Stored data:

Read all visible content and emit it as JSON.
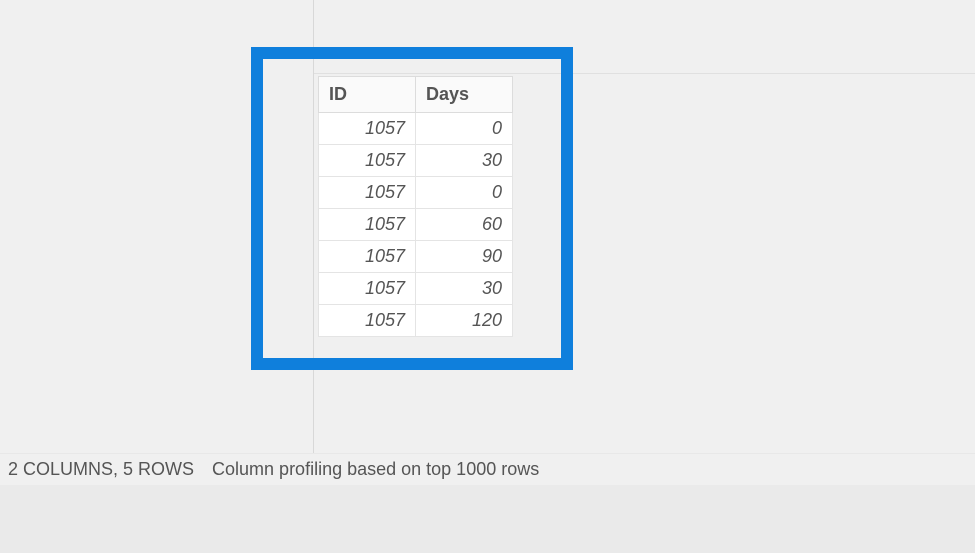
{
  "table": {
    "headers": [
      "ID",
      "Days"
    ],
    "rows": [
      {
        "id": "1057",
        "days": "0"
      },
      {
        "id": "1057",
        "days": "30"
      },
      {
        "id": "1057",
        "days": "0"
      },
      {
        "id": "1057",
        "days": "60"
      },
      {
        "id": "1057",
        "days": "90"
      },
      {
        "id": "1057",
        "days": "30"
      },
      {
        "id": "1057",
        "days": "120"
      }
    ]
  },
  "statusbar": {
    "columns_rows": "2 COLUMNS, 5 ROWS",
    "profiling": "Column profiling based on top 1000 rows"
  }
}
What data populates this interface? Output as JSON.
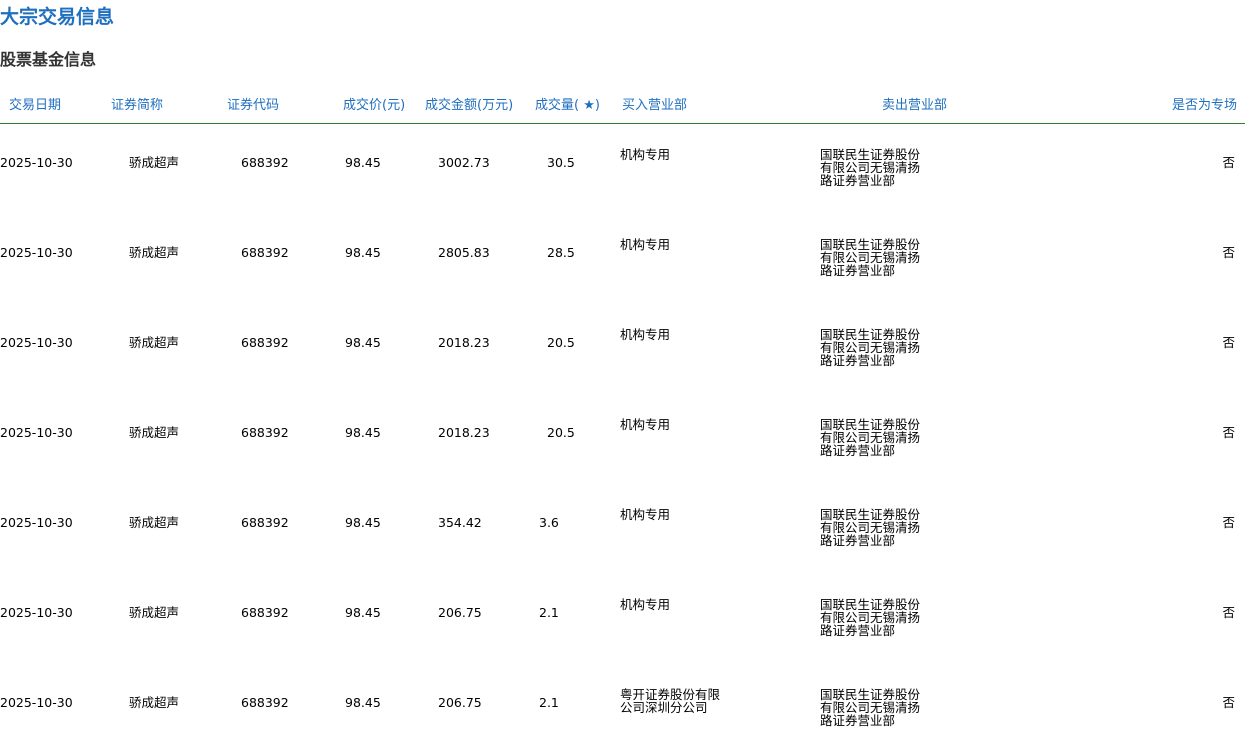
{
  "page_title": "大宗交易信息",
  "section_title": "股票基金信息",
  "headers": {
    "date": "交易日期",
    "name": "证券简称",
    "code": "证券代码",
    "price": "成交价(元)",
    "amount": "成交金额(万元)",
    "volume": "成交量( ★)",
    "buy_branch": "买入营业部",
    "sell_branch": "卖出营业部",
    "special": "是否为专场"
  },
  "rows": [
    {
      "date": "2025-10-30",
      "name": "骄成超声",
      "code": "688392",
      "price": "98.45",
      "amount": "3002.73",
      "volume": "30.5",
      "buy_branch": "机构专用",
      "sell_branch": "国联民生证券股份有限公司无锡清扬路证券营业部",
      "special": "否"
    },
    {
      "date": "2025-10-30",
      "name": "骄成超声",
      "code": "688392",
      "price": "98.45",
      "amount": "2805.83",
      "volume": "28.5",
      "buy_branch": "机构专用",
      "sell_branch": "国联民生证券股份有限公司无锡清扬路证券营业部",
      "special": "否"
    },
    {
      "date": "2025-10-30",
      "name": "骄成超声",
      "code": "688392",
      "price": "98.45",
      "amount": "2018.23",
      "volume": "20.5",
      "buy_branch": "机构专用",
      "sell_branch": "国联民生证券股份有限公司无锡清扬路证券营业部",
      "special": "否"
    },
    {
      "date": "2025-10-30",
      "name": "骄成超声",
      "code": "688392",
      "price": "98.45",
      "amount": "2018.23",
      "volume": "20.5",
      "buy_branch": "机构专用",
      "sell_branch": "国联民生证券股份有限公司无锡清扬路证券营业部",
      "special": "否"
    },
    {
      "date": "2025-10-30",
      "name": "骄成超声",
      "code": "688392",
      "price": "98.45",
      "amount": "354.42",
      "volume": "3.6",
      "buy_branch": "机构专用",
      "sell_branch": "国联民生证券股份有限公司无锡清扬路证券营业部",
      "special": "否"
    },
    {
      "date": "2025-10-30",
      "name": "骄成超声",
      "code": "688392",
      "price": "98.45",
      "amount": "206.75",
      "volume": "2.1",
      "buy_branch": "机构专用",
      "sell_branch": "国联民生证券股份有限公司无锡清扬路证券营业部",
      "special": "否"
    },
    {
      "date": "2025-10-30",
      "name": "骄成超声",
      "code": "688392",
      "price": "98.45",
      "amount": "206.75",
      "volume": "2.1",
      "buy_branch": "粤开证券股份有限公司深圳分公司",
      "sell_branch": "国联民生证券股份有限公司无锡清扬路证券营业部",
      "special": "否"
    }
  ]
}
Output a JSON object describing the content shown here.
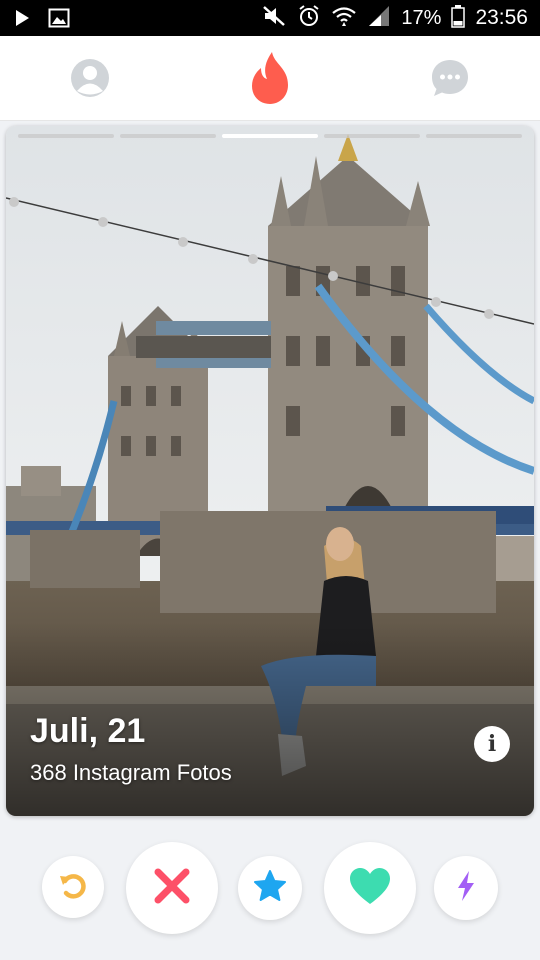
{
  "status_bar": {
    "battery_percent": "17%",
    "time": "23:56",
    "icons": [
      "play-icon",
      "image-icon",
      "mute-icon",
      "alarm-icon",
      "wifi-icon",
      "signal-icon",
      "battery-icon"
    ]
  },
  "top_nav": {
    "icons": [
      "profile-icon",
      "flame-icon",
      "chat-icon"
    ],
    "colors": {
      "inactive": "#d0d4d8",
      "accent": "#fe5d4e"
    }
  },
  "card": {
    "photo_count": 5,
    "active_photo_index": 2,
    "name_age": "Juli, 21",
    "subtitle": "368 Instagram Fotos",
    "info_label": "i"
  },
  "actions": {
    "buttons": [
      {
        "icon": "rewind-icon",
        "color": "#f5b748"
      },
      {
        "icon": "nope-icon",
        "color": "#fd5068"
      },
      {
        "icon": "super-like-icon",
        "color": "#1ea6f0"
      },
      {
        "icon": "like-icon",
        "color": "#3ddcb0"
      },
      {
        "icon": "boost-icon",
        "color": "#a35ff5"
      }
    ]
  }
}
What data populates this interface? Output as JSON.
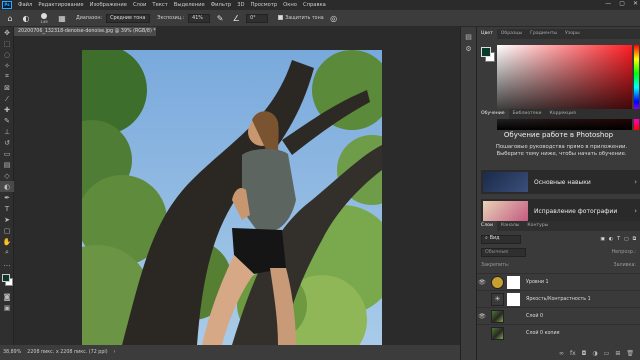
{
  "menu": {
    "logo": "Ps",
    "items": [
      "Файл",
      "Редактирование",
      "Изображение",
      "Слои",
      "Текст",
      "Выделение",
      "Фильтр",
      "3D",
      "Просмотр",
      "Окно",
      "Справка"
    ],
    "window_controls": [
      "—",
      "▢",
      "✕"
    ]
  },
  "options": {
    "brush_size": "149",
    "range_label": "Диапазон:",
    "range_value": "Средние тона",
    "exposure_label": "Экспозиц.:",
    "exposure_value": "41%",
    "angle_value": "0°",
    "protect_tones": "Защитить тона"
  },
  "document": {
    "tab_title": "20200706_132318-denoise-denoise.jpg @ 39% (RGB/8) *",
    "zoom": "38,89%",
    "status": "2208 пикс. x 2208 пикс. (72 ppi)"
  },
  "color_panel": {
    "tabs": [
      "Цвет",
      "Образцы",
      "Градиенты",
      "Узоры"
    ],
    "foreground": "#0a3a2a",
    "background": "#ffffff"
  },
  "learn_panel": {
    "tabs": [
      "Обучение",
      "Библиотеки",
      "Коррекция"
    ],
    "title": "Обучение работе в Photoshop",
    "subtitle": "Пошаговые руководства прямо в приложении. Выберите тему ниже, чтобы начать обучение.",
    "cards": [
      "Основные навыки",
      "Исправление фотографии"
    ]
  },
  "layers_panel": {
    "tabs": [
      "Слои",
      "Каналы",
      "Контуры"
    ],
    "search_kind": "Вид",
    "blend_mode": "Обычные",
    "opacity_label": "Непрозр.:",
    "lock_label": "Закрепить:",
    "fill_label": "Заливка:",
    "layers": [
      {
        "name": "Уровни 1",
        "visible": true
      },
      {
        "name": "Яркость/Контрастность 1",
        "visible": false
      },
      {
        "name": "Слой 0",
        "visible": true
      },
      {
        "name": "Слой 0 копия",
        "visible": false
      }
    ]
  }
}
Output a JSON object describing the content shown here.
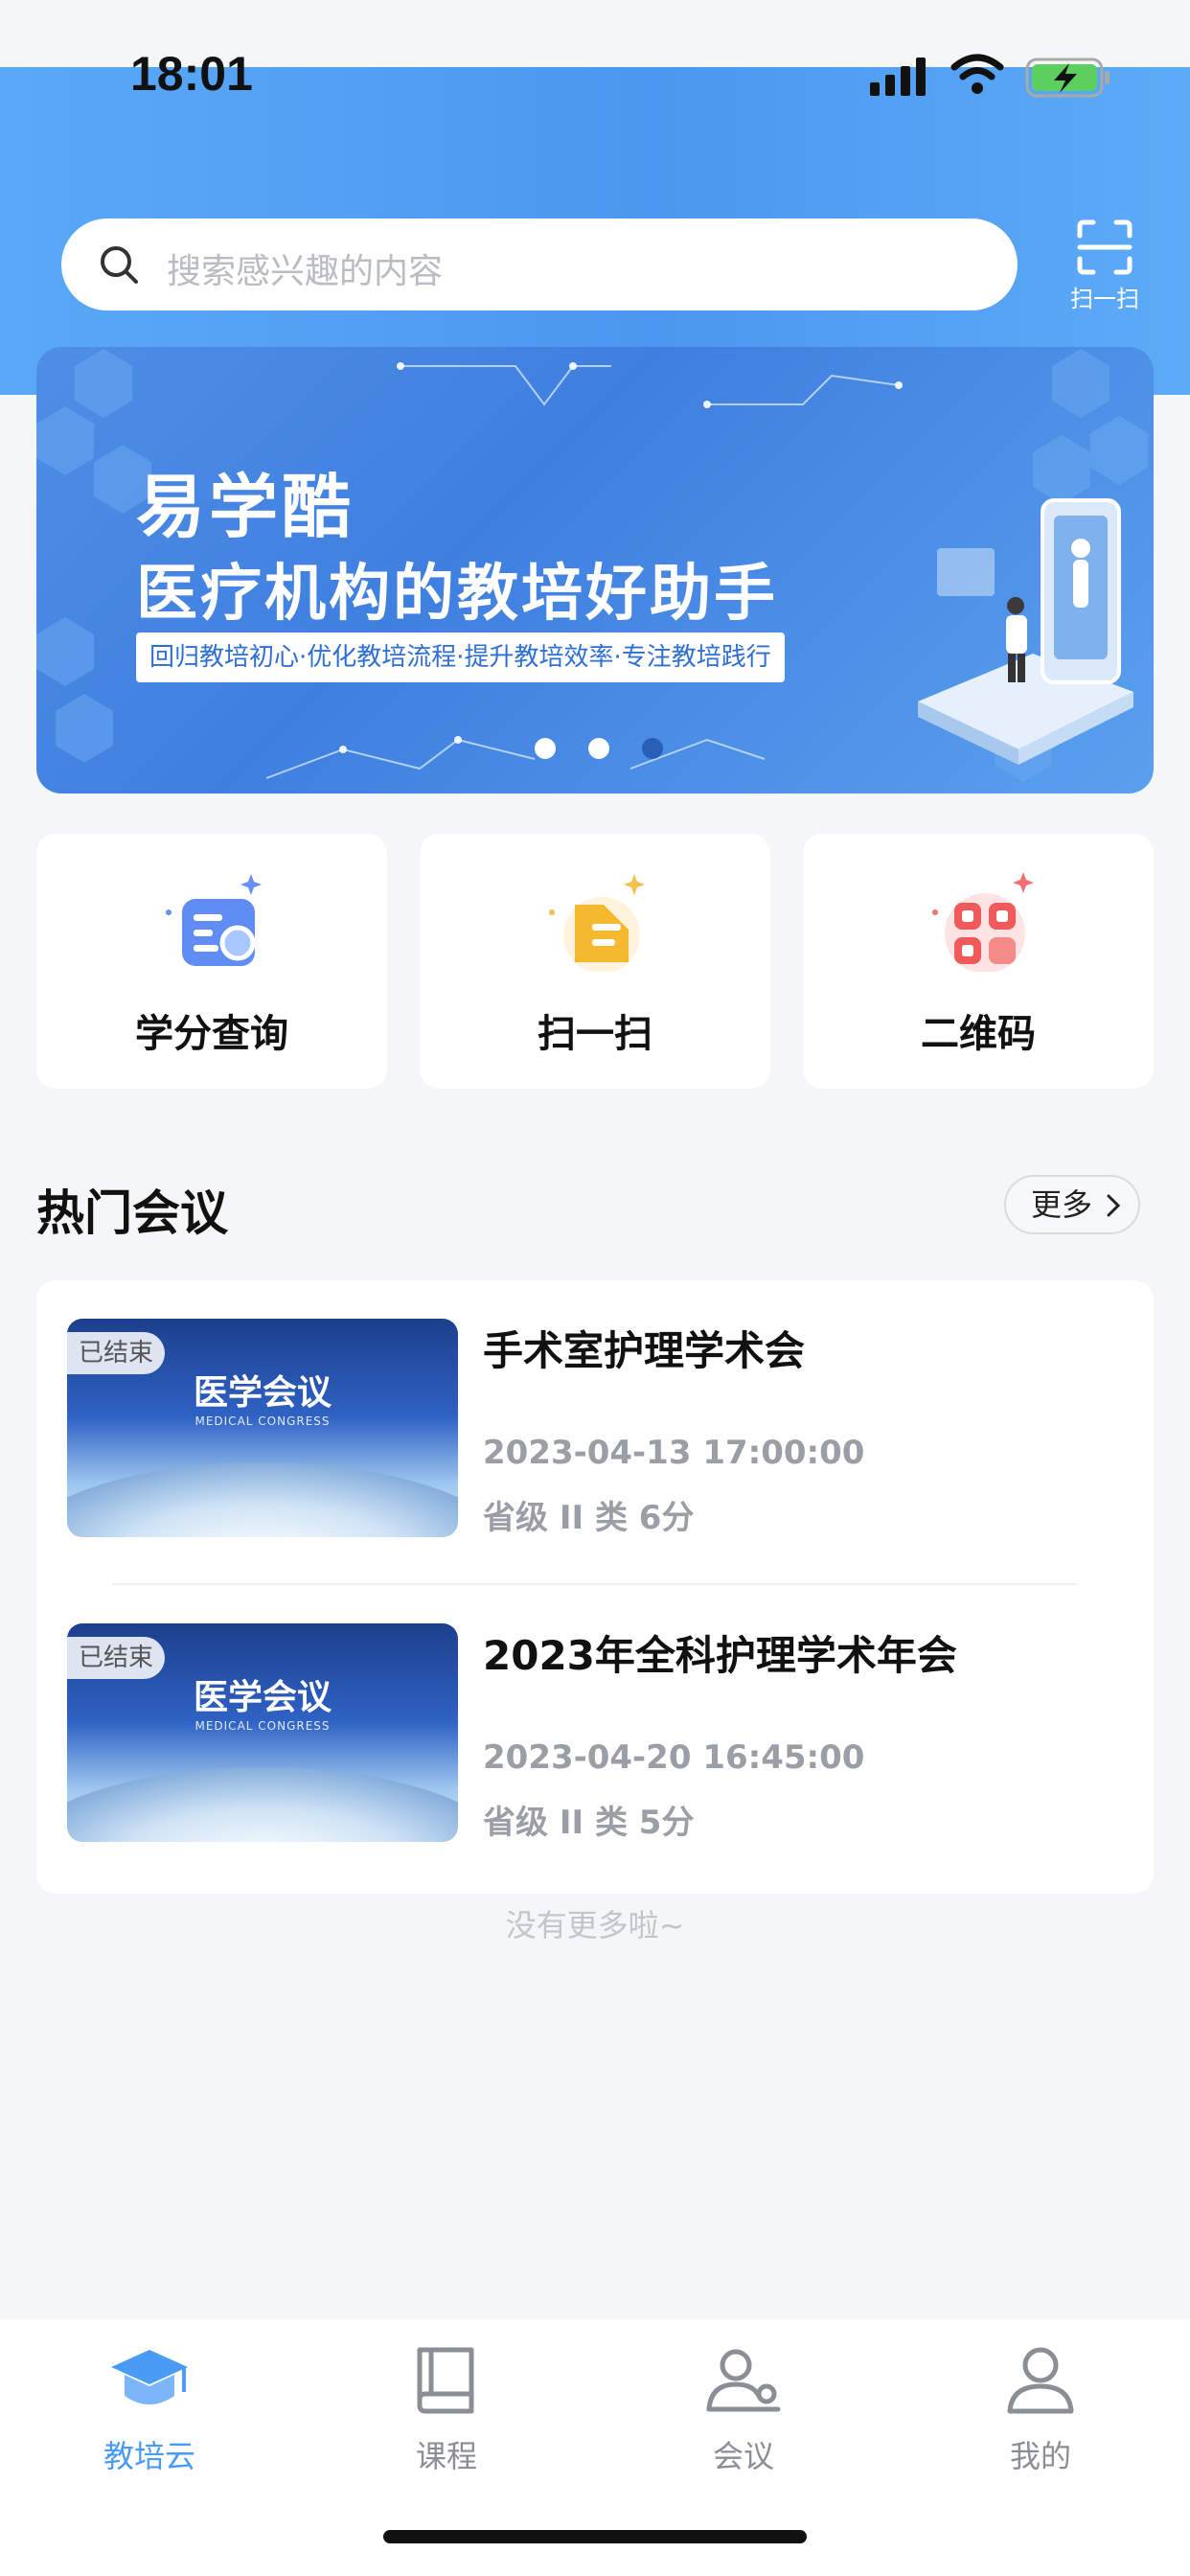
{
  "status_bar": {
    "time": "18:01"
  },
  "search": {
    "placeholder": "搜索感兴趣的内容",
    "scan_label": "扫一扫"
  },
  "banner": {
    "title": "易学酷",
    "subtitle": "医疗机构的教培好助手",
    "tagline": "回归教培初心·优化教培流程·提升教培效率·专注教培践行",
    "dots": 3,
    "active_dot": 2
  },
  "quick_actions": [
    {
      "label": "学分查询",
      "icon": "credit-query-icon"
    },
    {
      "label": "扫一扫",
      "icon": "scan-icon"
    },
    {
      "label": "二维码",
      "icon": "qrcode-icon"
    }
  ],
  "hot_meetings": {
    "title": "热门会议",
    "more_label": "更多",
    "items": [
      {
        "badge": "已结束",
        "thumb_title": "医学会议",
        "thumb_sub": "MEDICAL CONGRESS",
        "title": "手术室护理学术会",
        "time": "2023-04-13 17:00:00",
        "credit": "省级 II 类 6分"
      },
      {
        "badge": "已结束",
        "thumb_title": "医学会议",
        "thumb_sub": "MEDICAL CONGRESS",
        "title": "2023年全科护理学术年会",
        "time": "2023-04-20 16:45:00",
        "credit": "省级 II 类 5分"
      }
    ],
    "end_text": "没有更多啦~"
  },
  "tabbar": {
    "items": [
      {
        "label": "教培云",
        "icon": "graduation-cap-icon",
        "active": true
      },
      {
        "label": "课程",
        "icon": "book-icon",
        "active": false
      },
      {
        "label": "会议",
        "icon": "meeting-icon",
        "active": false
      },
      {
        "label": "我的",
        "icon": "user-icon",
        "active": false
      }
    ]
  },
  "colors": {
    "accent": "#4a9bf5",
    "header_gradient_start": "#5aa9f7",
    "header_gradient_end": "#4c97f1"
  }
}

The request. From the data above, copy each line that has the string "тона".

Problem solution.
    "range_value": "Средние тона",
    "protect_tones": "Защитить тона"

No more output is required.